[Start of INPUT FOR THIS TASK]
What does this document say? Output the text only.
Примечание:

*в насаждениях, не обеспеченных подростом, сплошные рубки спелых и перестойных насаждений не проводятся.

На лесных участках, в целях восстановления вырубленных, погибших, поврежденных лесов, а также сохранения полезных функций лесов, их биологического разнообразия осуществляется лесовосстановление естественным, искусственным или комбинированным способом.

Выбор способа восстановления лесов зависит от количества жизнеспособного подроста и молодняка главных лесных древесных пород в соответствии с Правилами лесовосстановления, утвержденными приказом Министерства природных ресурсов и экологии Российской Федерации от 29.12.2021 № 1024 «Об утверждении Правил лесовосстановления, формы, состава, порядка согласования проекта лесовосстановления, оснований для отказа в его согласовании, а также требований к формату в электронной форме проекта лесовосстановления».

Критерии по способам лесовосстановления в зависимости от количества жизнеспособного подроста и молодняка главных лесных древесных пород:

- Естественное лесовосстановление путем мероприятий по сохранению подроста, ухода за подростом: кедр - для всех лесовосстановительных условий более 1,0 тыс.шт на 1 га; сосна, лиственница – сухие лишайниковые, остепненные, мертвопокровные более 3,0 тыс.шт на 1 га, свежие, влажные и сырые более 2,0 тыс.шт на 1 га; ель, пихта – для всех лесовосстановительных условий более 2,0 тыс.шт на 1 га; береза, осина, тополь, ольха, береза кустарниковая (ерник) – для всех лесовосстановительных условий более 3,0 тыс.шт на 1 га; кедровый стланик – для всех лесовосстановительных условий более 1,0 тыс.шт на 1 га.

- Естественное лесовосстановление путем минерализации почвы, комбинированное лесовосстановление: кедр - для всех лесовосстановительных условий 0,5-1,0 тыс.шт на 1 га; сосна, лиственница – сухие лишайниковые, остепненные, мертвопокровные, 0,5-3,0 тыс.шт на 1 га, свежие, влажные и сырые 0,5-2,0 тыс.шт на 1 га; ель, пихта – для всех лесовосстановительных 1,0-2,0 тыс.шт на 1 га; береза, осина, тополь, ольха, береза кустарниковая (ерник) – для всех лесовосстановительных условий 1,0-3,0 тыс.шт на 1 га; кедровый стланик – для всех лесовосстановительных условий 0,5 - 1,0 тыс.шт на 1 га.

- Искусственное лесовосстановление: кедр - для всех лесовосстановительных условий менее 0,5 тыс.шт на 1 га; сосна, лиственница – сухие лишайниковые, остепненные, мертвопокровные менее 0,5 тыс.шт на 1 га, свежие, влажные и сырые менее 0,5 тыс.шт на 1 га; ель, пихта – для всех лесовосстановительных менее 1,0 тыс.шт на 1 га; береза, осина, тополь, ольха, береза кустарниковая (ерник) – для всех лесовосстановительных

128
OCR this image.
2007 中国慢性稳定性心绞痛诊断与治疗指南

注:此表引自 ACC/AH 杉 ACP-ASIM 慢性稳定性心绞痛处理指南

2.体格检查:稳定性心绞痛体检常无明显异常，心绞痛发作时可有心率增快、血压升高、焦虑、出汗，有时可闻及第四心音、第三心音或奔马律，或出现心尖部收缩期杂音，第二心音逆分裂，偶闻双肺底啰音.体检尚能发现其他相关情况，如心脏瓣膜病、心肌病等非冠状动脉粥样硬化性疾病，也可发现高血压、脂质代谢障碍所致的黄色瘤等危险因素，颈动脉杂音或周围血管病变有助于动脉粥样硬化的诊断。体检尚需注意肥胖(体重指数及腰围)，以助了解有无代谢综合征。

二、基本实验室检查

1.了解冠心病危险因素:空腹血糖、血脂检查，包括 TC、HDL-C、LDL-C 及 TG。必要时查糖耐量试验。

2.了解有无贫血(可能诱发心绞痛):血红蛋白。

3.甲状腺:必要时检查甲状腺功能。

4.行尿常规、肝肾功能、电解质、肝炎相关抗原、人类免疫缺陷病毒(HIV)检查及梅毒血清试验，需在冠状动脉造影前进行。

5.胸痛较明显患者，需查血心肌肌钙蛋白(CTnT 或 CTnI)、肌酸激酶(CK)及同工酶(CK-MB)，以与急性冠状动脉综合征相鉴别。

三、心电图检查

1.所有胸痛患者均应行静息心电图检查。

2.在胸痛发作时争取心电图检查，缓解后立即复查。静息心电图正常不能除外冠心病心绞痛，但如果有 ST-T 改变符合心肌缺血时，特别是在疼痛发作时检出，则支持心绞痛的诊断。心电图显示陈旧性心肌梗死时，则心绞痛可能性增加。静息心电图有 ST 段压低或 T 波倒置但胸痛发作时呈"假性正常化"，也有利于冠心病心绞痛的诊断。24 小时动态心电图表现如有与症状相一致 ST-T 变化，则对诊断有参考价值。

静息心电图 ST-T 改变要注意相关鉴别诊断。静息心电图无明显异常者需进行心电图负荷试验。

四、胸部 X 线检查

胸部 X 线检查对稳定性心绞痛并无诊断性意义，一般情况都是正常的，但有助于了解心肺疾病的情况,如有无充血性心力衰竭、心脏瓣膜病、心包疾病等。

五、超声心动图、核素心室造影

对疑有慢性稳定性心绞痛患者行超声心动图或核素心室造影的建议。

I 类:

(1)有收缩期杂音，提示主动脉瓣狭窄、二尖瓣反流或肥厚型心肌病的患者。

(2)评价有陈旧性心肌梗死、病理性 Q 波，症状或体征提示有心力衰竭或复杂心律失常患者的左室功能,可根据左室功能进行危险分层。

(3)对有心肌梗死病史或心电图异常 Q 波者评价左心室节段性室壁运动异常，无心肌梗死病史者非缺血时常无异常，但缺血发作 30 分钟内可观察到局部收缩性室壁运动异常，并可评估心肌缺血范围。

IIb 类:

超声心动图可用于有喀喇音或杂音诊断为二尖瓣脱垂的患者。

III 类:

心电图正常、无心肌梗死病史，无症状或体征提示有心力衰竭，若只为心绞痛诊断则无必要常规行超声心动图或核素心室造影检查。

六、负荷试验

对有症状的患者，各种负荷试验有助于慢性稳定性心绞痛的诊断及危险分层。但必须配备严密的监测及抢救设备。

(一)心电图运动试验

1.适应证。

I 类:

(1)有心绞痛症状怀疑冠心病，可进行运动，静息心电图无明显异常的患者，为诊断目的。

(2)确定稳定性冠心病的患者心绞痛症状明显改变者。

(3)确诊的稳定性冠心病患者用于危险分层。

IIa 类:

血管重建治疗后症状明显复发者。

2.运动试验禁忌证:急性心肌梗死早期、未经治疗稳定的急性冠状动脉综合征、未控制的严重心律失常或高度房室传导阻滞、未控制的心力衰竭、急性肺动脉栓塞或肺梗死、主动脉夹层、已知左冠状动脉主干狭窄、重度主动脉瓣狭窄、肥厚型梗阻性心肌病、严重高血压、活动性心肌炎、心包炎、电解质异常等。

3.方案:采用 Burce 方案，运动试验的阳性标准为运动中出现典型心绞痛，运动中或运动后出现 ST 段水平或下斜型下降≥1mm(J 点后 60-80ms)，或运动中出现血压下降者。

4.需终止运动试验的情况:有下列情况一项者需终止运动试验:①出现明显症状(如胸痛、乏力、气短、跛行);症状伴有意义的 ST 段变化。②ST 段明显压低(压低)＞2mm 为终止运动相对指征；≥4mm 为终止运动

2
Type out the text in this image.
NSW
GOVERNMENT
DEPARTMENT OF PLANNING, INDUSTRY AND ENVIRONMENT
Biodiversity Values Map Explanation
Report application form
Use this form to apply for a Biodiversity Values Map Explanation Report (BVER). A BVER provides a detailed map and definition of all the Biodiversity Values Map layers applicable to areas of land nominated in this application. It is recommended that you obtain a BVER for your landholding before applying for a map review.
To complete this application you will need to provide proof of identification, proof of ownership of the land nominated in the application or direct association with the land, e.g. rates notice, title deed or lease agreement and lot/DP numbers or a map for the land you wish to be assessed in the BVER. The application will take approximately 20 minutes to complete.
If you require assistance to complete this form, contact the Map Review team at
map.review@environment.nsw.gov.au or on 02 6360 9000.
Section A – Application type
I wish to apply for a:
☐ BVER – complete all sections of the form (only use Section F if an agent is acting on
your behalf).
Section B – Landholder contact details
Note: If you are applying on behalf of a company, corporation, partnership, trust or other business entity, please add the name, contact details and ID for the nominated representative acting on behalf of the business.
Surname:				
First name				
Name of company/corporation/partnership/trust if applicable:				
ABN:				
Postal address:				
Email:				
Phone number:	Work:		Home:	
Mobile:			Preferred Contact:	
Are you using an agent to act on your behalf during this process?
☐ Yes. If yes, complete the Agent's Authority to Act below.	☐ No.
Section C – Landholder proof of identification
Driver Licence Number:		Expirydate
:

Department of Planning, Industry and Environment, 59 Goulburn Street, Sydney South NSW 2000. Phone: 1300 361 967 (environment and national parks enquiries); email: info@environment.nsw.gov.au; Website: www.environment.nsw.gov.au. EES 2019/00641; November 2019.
[End of INPUT FOR THIS TASK]
--- WRITTEN PROBLEM ---
Pull out each line of the entries that contains "wish".

--- TASK SOLUTION ---
To complete this application you will need to provide proof of identification, proof of ownership of the land nominated in the application or direct association with the land, e.g. rates notice, title deed or lease agreement and lot/DP numbers or a map for the land you wish to be assessed in the BVER. The application will take approximately 20 minutes to complete.
I wish to apply for a:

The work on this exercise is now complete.